WORK TO DO
Select each line where the word "JSON" appears.

begin AVAILABLE RECORDS

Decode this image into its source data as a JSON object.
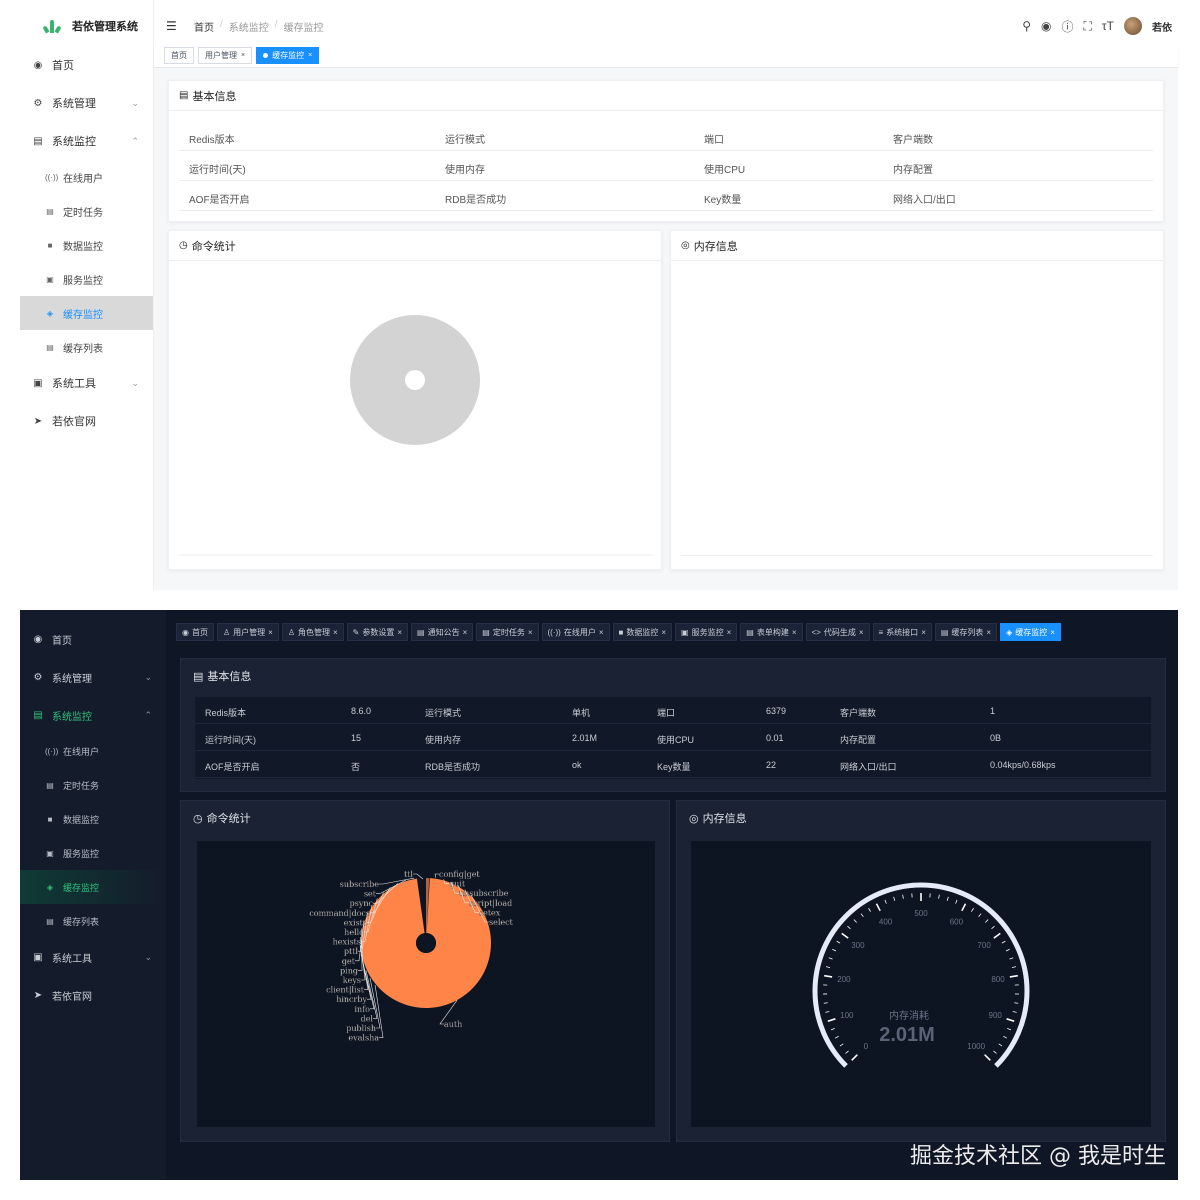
{
  "light": {
    "app_title": "若依管理系统",
    "sidebar": {
      "home": "首页",
      "sys_manage": "系统管理",
      "sys_monitor": "系统监控",
      "sub": [
        "在线用户",
        "定时任务",
        "数据监控",
        "服务监控",
        "缓存监控",
        "缓存列表"
      ],
      "sys_tools": "系统工具",
      "website": "若依官网"
    },
    "breadcrumb": [
      "首页",
      "系统监控",
      "缓存监控"
    ],
    "user_name": "若依",
    "tags": [
      "首页",
      "用户管理",
      "缓存监控"
    ],
    "basic_info": {
      "title": "基本信息",
      "rows": [
        [
          "Redis版本",
          "运行模式",
          "端口",
          "客户端数"
        ],
        [
          "运行时间(天)",
          "使用内存",
          "使用CPU",
          "内存配置"
        ],
        [
          "AOF是否开启",
          "RDB是否成功",
          "Key数量",
          "网络入口/出口"
        ]
      ]
    },
    "cmd_stats_title": "命令统计",
    "memory_title": "内存信息"
  },
  "dark": {
    "sidebar": {
      "home": "首页",
      "sys_manage": "系统管理",
      "sys_monitor": "系统监控",
      "sub": [
        "在线用户",
        "定时任务",
        "数据监控",
        "服务监控",
        "缓存监控",
        "缓存列表"
      ],
      "sys_tools": "系统工具",
      "website": "若依官网"
    },
    "tags": [
      "首页",
      "用户管理",
      "角色管理",
      "参数设置",
      "通知公告",
      "定时任务",
      "在线用户",
      "数据监控",
      "服务监控",
      "表单构建",
      "代码生成",
      "系统接口",
      "缓存列表",
      "缓存监控"
    ],
    "basic_info": {
      "title": "基本信息",
      "rows": [
        [
          "Redis版本",
          "8.6.0",
          "运行模式",
          "单机",
          "端口",
          "6379",
          "客户端数",
          "1"
        ],
        [
          "运行时间(天)",
          "15",
          "使用内存",
          "2.01M",
          "使用CPU",
          "0.01",
          "内存配置",
          "0B"
        ],
        [
          "AOF是否开启",
          "否",
          "RDB是否成功",
          "ok",
          "Key数量",
          "22",
          "网络入口/出口",
          "0.04kps/0.68kps"
        ]
      ]
    },
    "cmd_stats_title": "命令统计",
    "memory_title": "内存信息",
    "pie_labels": [
      "ttl",
      "config|get",
      "quit",
      "unsubscribe",
      "script|load",
      "setex",
      "select",
      "subscribe",
      "set",
      "psync",
      "command|docs",
      "exists",
      "hello",
      "hexists",
      "pttl",
      "get",
      "ping",
      "keys",
      "client|list",
      "hincrby",
      "info",
      "del",
      "publish",
      "evalsha",
      "auth"
    ],
    "gauge": {
      "label": "内存消耗",
      "value_text": "2.01M",
      "value": 2.01,
      "ticks": [
        "0",
        "100",
        "200",
        "300",
        "400",
        "500",
        "600",
        "700",
        "800",
        "900",
        "1000"
      ]
    },
    "watermark": "掘金技术社区 @ 我是时生"
  },
  "colors": {
    "accent": "#1890ff",
    "green": "#30c27a",
    "pie": "#ff8447",
    "gauge": "#5470c6"
  }
}
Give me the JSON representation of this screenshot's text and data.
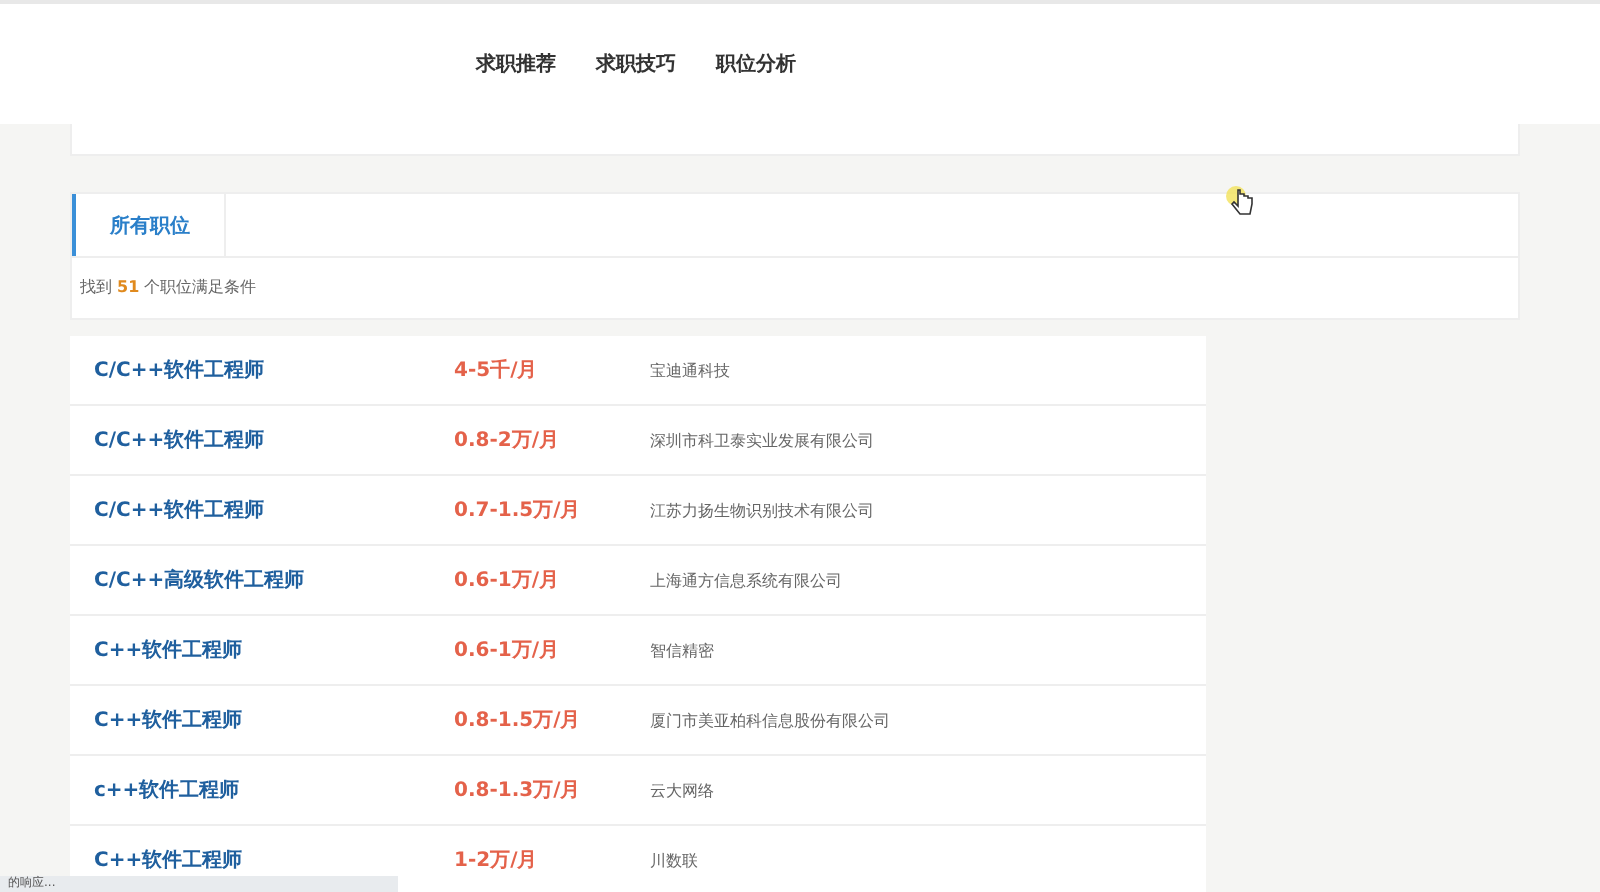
{
  "nav": {
    "items": [
      {
        "label": "求职推荐"
      },
      {
        "label": "求职技巧"
      },
      {
        "label": "职位分析"
      }
    ]
  },
  "tabs": [
    {
      "label": "所有职位",
      "selected": true
    }
  ],
  "result_summary": "找到 **51** 个职位满足条件",
  "jobs": [
    {
      "title": "C/C++软件工程师",
      "salary": "4-5千/月",
      "company": "宝迪通科技"
    },
    {
      "title": "C/C++软件工程师",
      "salary": "0.8-2万/月",
      "company": "深圳市科卫泰实业发展有限公司"
    },
    {
      "title": "C/C++软件工程师",
      "salary": "0.7-1.5万/月",
      "company": "江苏力扬生物识别技术有限公司"
    },
    {
      "title": "C/C++高级软件工程师",
      "salary": "0.6-1万/月",
      "company": "上海通方信息系统有限公司"
    },
    {
      "title": "C++软件工程师",
      "salary": "0.6-1万/月",
      "company": "智信精密"
    },
    {
      "title": "C++软件工程师",
      "salary": "0.8-1.5万/月",
      "company": "厦门市美亚柏科信息股份有限公司"
    },
    {
      "title": "c++软件工程师",
      "salary": "0.8-1.3万/月",
      "company": "云大网络"
    },
    {
      "title": "C++软件工程师",
      "salary": "1-2万/月",
      "company": "川数联"
    }
  ],
  "status_text": "的响应..."
}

end AVAILABLE RECORDS

WRITTEN ANSWER
Decode this image into its source data as a JSON object.
Give me the JSON representation of this screenshot's text and data.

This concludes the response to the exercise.